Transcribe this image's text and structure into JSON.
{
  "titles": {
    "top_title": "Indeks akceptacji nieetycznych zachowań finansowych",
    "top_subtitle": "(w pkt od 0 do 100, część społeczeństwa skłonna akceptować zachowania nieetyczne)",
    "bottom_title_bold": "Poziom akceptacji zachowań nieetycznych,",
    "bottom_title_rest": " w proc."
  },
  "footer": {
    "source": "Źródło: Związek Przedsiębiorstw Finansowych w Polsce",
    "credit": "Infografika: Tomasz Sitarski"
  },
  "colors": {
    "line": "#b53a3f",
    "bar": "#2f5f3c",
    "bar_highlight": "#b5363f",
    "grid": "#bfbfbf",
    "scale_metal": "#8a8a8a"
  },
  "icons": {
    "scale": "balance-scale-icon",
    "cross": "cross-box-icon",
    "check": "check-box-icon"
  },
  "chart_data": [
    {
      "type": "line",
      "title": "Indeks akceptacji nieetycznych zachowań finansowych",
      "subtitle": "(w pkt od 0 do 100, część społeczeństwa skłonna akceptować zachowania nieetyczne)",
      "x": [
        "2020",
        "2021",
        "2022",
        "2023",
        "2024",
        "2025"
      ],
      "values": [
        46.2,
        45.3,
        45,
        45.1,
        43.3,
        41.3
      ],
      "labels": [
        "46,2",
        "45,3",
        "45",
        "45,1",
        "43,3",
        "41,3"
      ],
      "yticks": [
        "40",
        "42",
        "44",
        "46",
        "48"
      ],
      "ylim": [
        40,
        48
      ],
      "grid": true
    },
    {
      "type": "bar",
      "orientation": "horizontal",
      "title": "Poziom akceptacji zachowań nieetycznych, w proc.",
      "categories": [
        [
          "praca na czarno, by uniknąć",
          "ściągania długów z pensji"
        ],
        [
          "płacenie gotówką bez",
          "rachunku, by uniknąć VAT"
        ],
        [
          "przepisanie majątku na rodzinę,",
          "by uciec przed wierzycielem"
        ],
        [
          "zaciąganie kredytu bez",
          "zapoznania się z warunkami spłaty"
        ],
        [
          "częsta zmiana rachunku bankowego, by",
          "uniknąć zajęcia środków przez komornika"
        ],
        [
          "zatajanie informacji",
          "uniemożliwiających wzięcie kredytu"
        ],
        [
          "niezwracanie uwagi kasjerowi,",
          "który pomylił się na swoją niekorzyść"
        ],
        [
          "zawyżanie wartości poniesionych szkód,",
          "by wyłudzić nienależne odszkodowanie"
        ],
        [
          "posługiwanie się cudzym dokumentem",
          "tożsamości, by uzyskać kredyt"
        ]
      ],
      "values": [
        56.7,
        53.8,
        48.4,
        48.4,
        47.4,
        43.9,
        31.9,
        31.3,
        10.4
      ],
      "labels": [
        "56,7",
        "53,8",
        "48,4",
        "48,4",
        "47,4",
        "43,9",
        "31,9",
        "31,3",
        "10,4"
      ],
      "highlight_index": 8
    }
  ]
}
+-------+
[YOUR TASK]:
Your task is to pick out every line with the string "kredytu" and copy it.

[CORRECT ANSWER]:
          "zaciąganie kredytu bez",
          "uniemożliwiających wzięcie kredytu"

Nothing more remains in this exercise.